- Given exercise
Tally the lines in these records that hold the string "name", and reply with the number alone.

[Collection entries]

┏━━

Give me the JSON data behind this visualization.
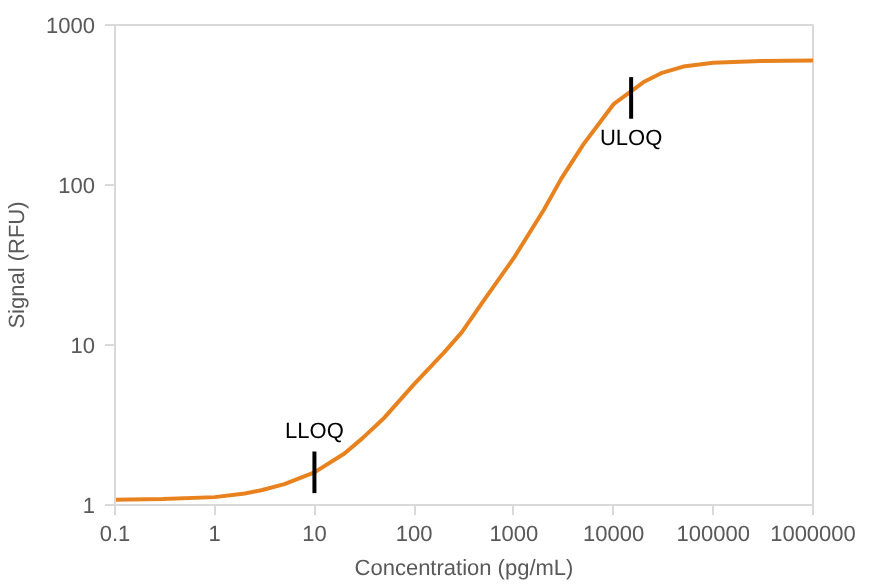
{
  "chart_data": {
    "type": "line",
    "xlabel": "Concentration (pg/mL)",
    "ylabel": "Signal (RFU)",
    "log": "xy",
    "grid": false,
    "marker": "none",
    "line_style": "solid",
    "xlim": [
      0.1,
      1000000
    ],
    "ylim": [
      1,
      1000
    ],
    "xticks": [
      0.1,
      1,
      10,
      100,
      1000,
      10000,
      100000,
      1000000
    ],
    "yticks": [
      1,
      10,
      100,
      1000
    ],
    "series": [
      {
        "color": "#e8821e",
        "x": [
          0.1,
          0.3,
          1,
          2,
          3,
          5,
          10,
          20,
          30,
          50,
          100,
          200,
          300,
          500,
          1000,
          2000,
          3000,
          5000,
          10000,
          20000,
          30000,
          50000,
          100000,
          300000,
          1000000
        ],
        "values": [
          1.08,
          1.09,
          1.12,
          1.18,
          1.24,
          1.35,
          1.6,
          2.1,
          2.6,
          3.5,
          5.7,
          9,
          12,
          19,
          35,
          70,
          110,
          180,
          320,
          440,
          500,
          550,
          580,
          595,
          600
        ]
      }
    ],
    "annotations": [
      {
        "text": "LLOQ",
        "x": 10,
        "y": 1.6
      },
      {
        "text": "ULOQ",
        "x": 15000,
        "y": 350
      }
    ]
  }
}
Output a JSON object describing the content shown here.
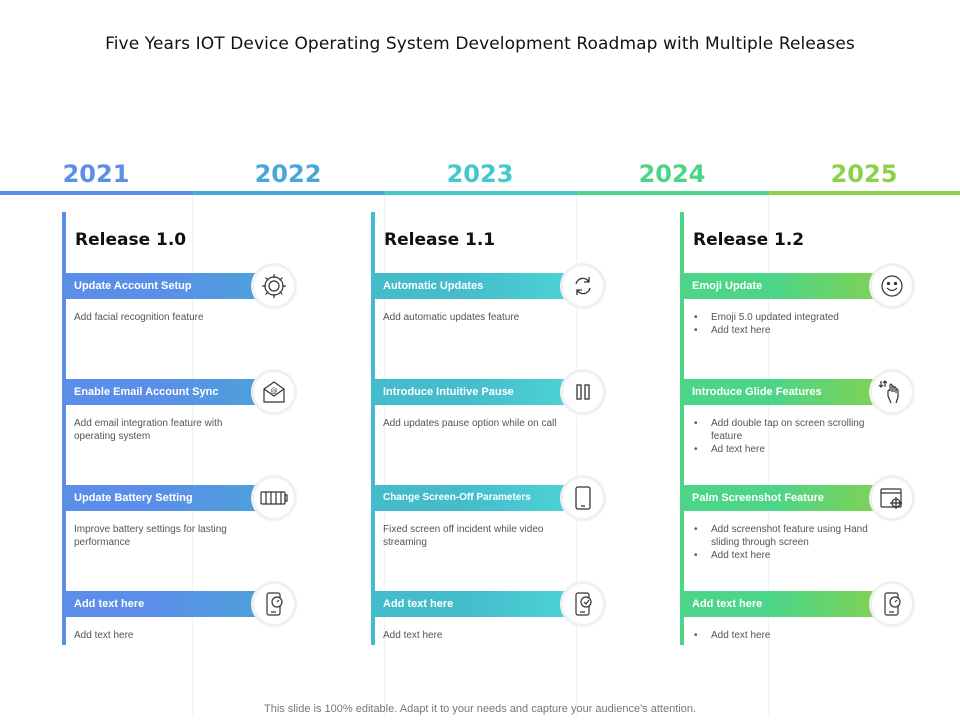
{
  "title": "Five Years IOT Device Operating System Development Roadmap with Multiple Releases",
  "colors": {
    "c2021": "#5b8ee8",
    "c2022": "#4aa5d8",
    "c2023": "#44c8cc",
    "c2024": "#4cd489",
    "c2025": "#8cd248"
  },
  "years": [
    "2021",
    "2022",
    "2023",
    "2024",
    "2025"
  ],
  "releases": [
    {
      "name": "Release 1.0",
      "items": [
        {
          "label": "Update Account Setup",
          "icon": "gear-icon",
          "desc": "Add facial recognition feature"
        },
        {
          "label": "Enable Email Account Sync",
          "icon": "email-icon",
          "desc": "Add email integration feature with operating system"
        },
        {
          "label": "Update Battery Setting",
          "icon": "battery-icon",
          "desc": "Improve battery settings for lasting performance"
        },
        {
          "label": "Add text here",
          "icon": "phone-speed-icon",
          "desc": "Add text here"
        }
      ]
    },
    {
      "name": "Release 1.1",
      "items": [
        {
          "label": "Automatic Updates",
          "icon": "refresh-icon",
          "desc": "Add automatic updates feature"
        },
        {
          "label": "Introduce Intuitive Pause",
          "icon": "pause-icon",
          "desc": "Add updates pause option while on call"
        },
        {
          "label": "Change Screen-Off Parameters",
          "icon": "tablet-icon",
          "desc": "Fixed screen off incident while video streaming"
        },
        {
          "label": "Add text here",
          "icon": "phone-check-icon",
          "desc": "Add text here"
        }
      ]
    },
    {
      "name": "Release 1.2",
      "items": [
        {
          "label": "Emoji Update",
          "icon": "smiley-icon",
          "bullets": [
            "Emoji  5.0 updated integrated",
            "Add text here"
          ]
        },
        {
          "label": "Introduce Glide Features",
          "icon": "swipe-hand-icon",
          "bullets": [
            "Add double tap on screen scrolling feature",
            "Ad text here"
          ]
        },
        {
          "label": "Palm Screenshot Feature",
          "icon": "screenshot-icon",
          "bullets": [
            "Add screenshot feature using Hand sliding through screen",
            "Add text here"
          ]
        },
        {
          "label": "Add text here",
          "icon": "phone-speed-icon",
          "bullets": [
            "Add text here"
          ]
        }
      ]
    }
  ],
  "footer": "This slide is 100% editable. Adapt it to your needs and capture your audience's attention."
}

┗━━

- Answer to this exercise
3